Instructions for the task>
Retype the material below. Keep every word exactly as it is.

Records from a collection>

++++++++++++++++++++

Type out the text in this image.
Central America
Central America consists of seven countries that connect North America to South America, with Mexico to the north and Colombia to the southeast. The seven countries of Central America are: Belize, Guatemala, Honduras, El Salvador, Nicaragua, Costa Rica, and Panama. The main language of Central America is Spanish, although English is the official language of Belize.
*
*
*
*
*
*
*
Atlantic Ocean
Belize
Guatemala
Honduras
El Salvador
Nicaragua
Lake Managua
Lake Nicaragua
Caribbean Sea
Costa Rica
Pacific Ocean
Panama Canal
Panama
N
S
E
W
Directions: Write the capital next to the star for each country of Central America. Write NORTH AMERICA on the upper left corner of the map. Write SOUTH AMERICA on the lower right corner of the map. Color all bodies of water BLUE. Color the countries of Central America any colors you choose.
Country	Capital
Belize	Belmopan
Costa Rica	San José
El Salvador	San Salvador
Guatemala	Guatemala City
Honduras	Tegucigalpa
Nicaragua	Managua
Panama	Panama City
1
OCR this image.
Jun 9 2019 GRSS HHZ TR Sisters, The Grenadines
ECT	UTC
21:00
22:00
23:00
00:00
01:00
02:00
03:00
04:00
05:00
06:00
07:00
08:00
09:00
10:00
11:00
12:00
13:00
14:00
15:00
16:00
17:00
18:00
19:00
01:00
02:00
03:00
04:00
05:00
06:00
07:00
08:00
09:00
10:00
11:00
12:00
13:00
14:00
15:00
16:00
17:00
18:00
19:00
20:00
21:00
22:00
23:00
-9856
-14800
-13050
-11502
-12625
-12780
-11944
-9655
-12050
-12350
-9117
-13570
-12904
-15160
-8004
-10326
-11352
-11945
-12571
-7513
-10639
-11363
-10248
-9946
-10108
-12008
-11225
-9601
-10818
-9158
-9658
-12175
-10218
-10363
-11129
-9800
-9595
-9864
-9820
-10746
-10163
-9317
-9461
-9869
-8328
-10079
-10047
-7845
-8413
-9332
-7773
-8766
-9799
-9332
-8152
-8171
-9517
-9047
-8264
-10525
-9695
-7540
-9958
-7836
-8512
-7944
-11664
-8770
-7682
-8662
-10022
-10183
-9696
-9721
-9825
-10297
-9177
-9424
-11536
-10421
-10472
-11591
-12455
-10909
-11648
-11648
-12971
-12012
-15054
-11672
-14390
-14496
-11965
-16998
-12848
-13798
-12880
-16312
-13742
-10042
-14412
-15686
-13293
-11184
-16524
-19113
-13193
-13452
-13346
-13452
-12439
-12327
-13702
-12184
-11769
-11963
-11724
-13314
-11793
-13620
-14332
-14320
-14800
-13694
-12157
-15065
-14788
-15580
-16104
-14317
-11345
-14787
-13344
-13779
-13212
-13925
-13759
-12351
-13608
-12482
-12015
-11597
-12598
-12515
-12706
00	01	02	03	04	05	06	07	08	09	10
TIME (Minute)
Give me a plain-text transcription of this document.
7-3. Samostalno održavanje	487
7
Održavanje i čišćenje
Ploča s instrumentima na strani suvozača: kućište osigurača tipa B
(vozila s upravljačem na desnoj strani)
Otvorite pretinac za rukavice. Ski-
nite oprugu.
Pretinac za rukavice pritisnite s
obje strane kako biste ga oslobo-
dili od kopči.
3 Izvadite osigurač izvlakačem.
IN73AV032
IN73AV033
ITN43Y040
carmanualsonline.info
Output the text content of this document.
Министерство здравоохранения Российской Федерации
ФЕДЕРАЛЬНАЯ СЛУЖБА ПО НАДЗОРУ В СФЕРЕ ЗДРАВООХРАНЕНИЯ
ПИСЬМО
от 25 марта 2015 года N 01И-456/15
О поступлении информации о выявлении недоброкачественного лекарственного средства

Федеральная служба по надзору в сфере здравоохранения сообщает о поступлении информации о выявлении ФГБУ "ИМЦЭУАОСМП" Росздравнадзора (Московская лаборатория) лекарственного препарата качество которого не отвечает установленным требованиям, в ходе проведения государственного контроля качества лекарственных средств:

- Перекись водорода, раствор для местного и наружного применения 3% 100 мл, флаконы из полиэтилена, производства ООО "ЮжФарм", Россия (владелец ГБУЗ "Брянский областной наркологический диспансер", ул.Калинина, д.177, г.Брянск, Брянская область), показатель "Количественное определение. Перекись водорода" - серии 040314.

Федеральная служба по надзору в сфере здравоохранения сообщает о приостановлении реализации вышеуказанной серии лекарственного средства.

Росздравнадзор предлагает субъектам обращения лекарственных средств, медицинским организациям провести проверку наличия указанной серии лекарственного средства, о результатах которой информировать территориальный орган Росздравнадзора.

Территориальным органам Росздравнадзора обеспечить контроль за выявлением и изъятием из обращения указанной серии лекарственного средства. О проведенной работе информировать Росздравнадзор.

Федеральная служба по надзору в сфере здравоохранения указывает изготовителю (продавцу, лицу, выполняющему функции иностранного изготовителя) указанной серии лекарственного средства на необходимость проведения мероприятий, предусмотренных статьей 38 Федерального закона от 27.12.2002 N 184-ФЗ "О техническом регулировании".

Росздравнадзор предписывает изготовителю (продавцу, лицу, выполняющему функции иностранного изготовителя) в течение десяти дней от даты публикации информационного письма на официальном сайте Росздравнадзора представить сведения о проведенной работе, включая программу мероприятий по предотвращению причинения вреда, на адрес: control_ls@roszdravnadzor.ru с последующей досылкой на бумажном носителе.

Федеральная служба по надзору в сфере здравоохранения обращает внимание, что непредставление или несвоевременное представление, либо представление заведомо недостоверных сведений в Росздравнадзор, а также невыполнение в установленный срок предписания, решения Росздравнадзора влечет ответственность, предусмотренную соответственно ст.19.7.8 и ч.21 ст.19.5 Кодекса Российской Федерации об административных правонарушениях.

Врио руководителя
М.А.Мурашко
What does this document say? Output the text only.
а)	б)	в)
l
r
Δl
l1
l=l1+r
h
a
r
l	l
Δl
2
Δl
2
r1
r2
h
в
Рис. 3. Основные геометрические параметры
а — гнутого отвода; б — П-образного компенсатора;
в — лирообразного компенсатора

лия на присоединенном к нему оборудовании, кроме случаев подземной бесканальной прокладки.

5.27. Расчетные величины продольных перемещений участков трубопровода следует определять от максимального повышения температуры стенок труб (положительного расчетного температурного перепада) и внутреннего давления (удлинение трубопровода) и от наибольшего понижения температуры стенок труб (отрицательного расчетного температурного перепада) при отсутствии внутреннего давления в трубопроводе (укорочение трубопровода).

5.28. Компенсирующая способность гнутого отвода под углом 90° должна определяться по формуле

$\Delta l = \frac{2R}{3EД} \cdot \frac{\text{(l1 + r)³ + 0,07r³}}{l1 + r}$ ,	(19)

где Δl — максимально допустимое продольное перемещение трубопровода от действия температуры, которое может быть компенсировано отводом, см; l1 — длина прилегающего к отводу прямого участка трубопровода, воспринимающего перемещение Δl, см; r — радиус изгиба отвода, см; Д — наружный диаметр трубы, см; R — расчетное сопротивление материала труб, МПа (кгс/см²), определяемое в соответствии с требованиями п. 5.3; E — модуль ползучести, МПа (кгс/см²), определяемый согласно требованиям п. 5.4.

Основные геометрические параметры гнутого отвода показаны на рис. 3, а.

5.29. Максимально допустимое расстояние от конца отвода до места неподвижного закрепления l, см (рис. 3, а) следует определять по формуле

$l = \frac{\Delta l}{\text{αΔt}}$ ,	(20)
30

++++++++++++++++++++

The result>
Type out the text in this image.
Central America
Central America consists of seven countries that connect North America to South America, with Mexico to the north and Colombia to the southeast. The seven countries of Central America are: Belize, Guatemala, Honduras, El Salvador, Nicaragua, Costa Rica, and Panama. The main language of Central America is Spanish, although English is the official language of Belize.
*
*
*
*
*
*
*
Atlantic Ocean
Belize
Guatemala
Honduras
El Salvador
Nicaragua
Lake Managua
Lake Nicaragua
Caribbean Sea
Costa Rica
Pacific Ocean
Panama Canal
Panama
N
S
E
W
Directions: Write the capital next to the star for each country of Central America. Write NORTH AMERICA on the upper left corner of the map. Write SOUTH AMERICA on the lower right corner of the map. Color all bodies of water BLUE. Color the countries of Central America any colors you choose.
Country	Capital
Belize	Belmopan
Costa Rica	San José
El Salvador	San Salvador
Guatemala	Guatemala City
Honduras	Tegucigalpa
Nicaragua	Managua
Panama	Panama City
1
OCR this image.
Jun 9 2019 GRSS HHZ TR Sisters, The Grenadines
ECT	UTC
21:00
22:00
23:00
00:00
01:00
02:00
03:00
04:00
05:00
06:00
07:00
08:00
09:00
10:00
11:00
12:00
13:00
14:00
15:00
16:00
17:00
18:00
19:00
01:00
02:00
03:00
04:00
05:00
06:00
07:00
08:00
09:00
10:00
11:00
12:00
13:00
14:00
15:00
16:00
17:00
18:00
19:00
20:00
21:00
22:00
23:00
-9856
-14800
-13050
-11502
-12625
-12780
-11944
-9655
-12050
-12350
-9117
-13570
-12904
-15160
-8004
-10326
-11352
-11945
-12571
-7513
-10639
-11363
-10248
-9946
-10108
-12008
-11225
-9601
-10818
-9158
-9658
-12175
-10218
-10363
-11129
-9800
-9595
-9864
-9820
-10746
-10163
-9317
-9461
-9869
-8328
-10079
-10047
-7845
-8413
-9332
-7773
-8766
-9799
-9332
-8152
-8171
-9517
-9047
-8264
-10525
-9695
-7540
-9958
-7836
-8512
-7944
-11664
-8770
-7682
-8662
-10022
-10183
-9696
-9721
-9825
-10297
-9177
-9424
-11536
-10421
-10472
-11591
-12455
-10909
-11648
-11648
-12971
-12012
-15054
-11672
-14390
-14496
-11965
-16998
-12848
-13798
-12880
-16312
-13742
-10042
-14412
-15686
-13293
-11184
-16524
-19113
-13193
-13452
-13346
-13452
-12439
-12327
-13702
-12184
-11769
-11963
-11724
-13314
-11793
-13620
-14332
-14320
-14800
-13694
-12157
-15065
-14788
-15580
-16104
-14317
-11345
-14787
-13344
-13779
-13212
-13925
-13759
-12351
-13608
-12482
-12015
-11597
-12598
-12515
-12706
00	01	02	03	04	05	06	07	08	09	10
TIME (Minute)
Give me a plain-text transcription of this document.
7-3. Samostalno održavanje	487
7
Održavanje i čišćenje
Ploča s instrumentima na strani suvozača: kućište osigurača tipa B
(vozila s upravljačem na desnoj strani)
Otvorite pretinac za rukavice. Ski-
nite oprugu.
Pretinac za rukavice pritisnite s
obje strane kako biste ga oslobo-
dili od kopči.
3 Izvadite osigurač izvlakačem.
IN73AV032
IN73AV033
ITN43Y040
carmanualsonline.info
Output the text content of this document.
Министерство здравоохранения Российской Федерации
ФЕДЕРАЛЬНАЯ СЛУЖБА ПО НАДЗОРУ В СФЕРЕ ЗДРАВООХРАНЕНИЯ
ПИСЬМО
от 25 марта 2015 года N 01И-456/15
О поступлении информации о выявлении недоброкачественного лекарственного средства

Федеральная служба по надзору в сфере здравоохранения сообщает о поступлении информации о выявлении ФГБУ "ИМЦЭУАОСМП" Росздравнадзора (Московская лаборатория) лекарственного препарата качество которого не отвечает установленным требованиям, в ходе проведения государственного контроля качества лекарственных средств:

- Перекись водорода, раствор для местного и наружного применения 3% 100 мл, флаконы из полиэтилена, производства ООО "ЮжФарм", Россия (владелец ГБУЗ "Брянский областной наркологический диспансер", ул.Калинина, д.177, г.Брянск, Брянская область), показатель "Количественное определение. Перекись водорода" - серии 040314.

Федеральная служба по надзору в сфере здравоохранения сообщает о приостановлении реализации вышеуказанной серии лекарственного средства.

Росздравнадзор предлагает субъектам обращения лекарственных средств, медицинским организациям провести проверку наличия указанной серии лекарственного средства, о результатах которой информировать территориальный орган Росздравнадзора.

Территориальным органам Росздравнадзора обеспечить контроль за выявлением и изъятием из обращения указанной серии лекарственного средства. О проведенной работе информировать Росздравнадзор.

Федеральная служба по надзору в сфере здравоохранения указывает изготовителю (продавцу, лицу, выполняющему функции иностранного изготовителя) указанной серии лекарственного средства на необходимость проведения мероприятий, предусмотренных статьей 38 Федерального закона от 27.12.2002 N 184-ФЗ "О техническом регулировании".

Росздравнадзор предписывает изготовителю (продавцу, лицу, выполняющему функции иностранного изготовителя) в течение десяти дней от даты публикации информационного письма на официальном сайте Росздравнадзора представить сведения о проведенной работе, включая программу мероприятий по предотвращению причинения вреда, на адрес: control_ls@roszdravnadzor.ru с последующей досылкой на бумажном носителе.

Федеральная служба по надзору в сфере здравоохранения обращает внимание, что непредставление или несвоевременное представление, либо представление заведомо недостоверных сведений в Росздравнадзор, а также невыполнение в установленный срок предписания, решения Росздравнадзора влечет ответственность, предусмотренную соответственно ст.19.7.8 и ч.21 ст.19.5 Кодекса Российской Федерации об административных правонарушениях.

Врио руководителя
М.А.Мурашко
What does this document say? Output the text only.
а)	б)	в)
l
r
Δl
l1
l=l1+r
h
a
r
l	l
Δl
2
Δl
2
r1
r2
h
в
Рис. 3. Основные геометрические параметры
а — гнутого отвода; б — П-образного компенсатора;
в — лирообразного компенсатора

лия на присоединенном к нему оборудовании, кроме случаев подземной бесканальной прокладки.

5.27. Расчетные величины продольных перемещений участков трубопровода следует определять от максимального повышения температуры стенок труб (положительного расчетного температурного перепада) и внутреннего давления (удлинение трубопровода) и от наибольшего понижения температуры стенок труб (отрицательного расчетного температурного перепада) при отсутствии внутреннего давления в трубопроводе (укорочение трубопровода).

5.28. Компенсирующая способность гнутого отвода под углом 90° должна определяться по формуле

$\Delta l = \frac{2R}{3EД} \cdot \frac{\text{(l1 + r)³ + 0,07r³}}{l1 + r}$ ,	(19)

где Δl — максимально допустимое продольное перемещение трубопровода от действия температуры, которое может быть компенсировано отводом, см; l1 — длина прилегающего к отводу прямого участка трубопровода, воспринимающего перемещение Δl, см; r — радиус изгиба отвода, см; Д — наружный диаметр трубы, см; R — расчетное сопротивление материала труб, МПа (кгс/см²), определяемое в соответствии с требованиями п. 5.3; E — модуль ползучести, МПа (кгс/см²), определяемый согласно требованиям п. 5.4.

Основные геометрические параметры гнутого отвода показаны на рис. 3, а.

5.29. Максимально допустимое расстояние от конца отвода до места неподвижного закрепления l, см (рис. 3, а) следует определять по формуле

$l = \frac{\Delta l}{\text{αΔt}}$ ,	(20)
30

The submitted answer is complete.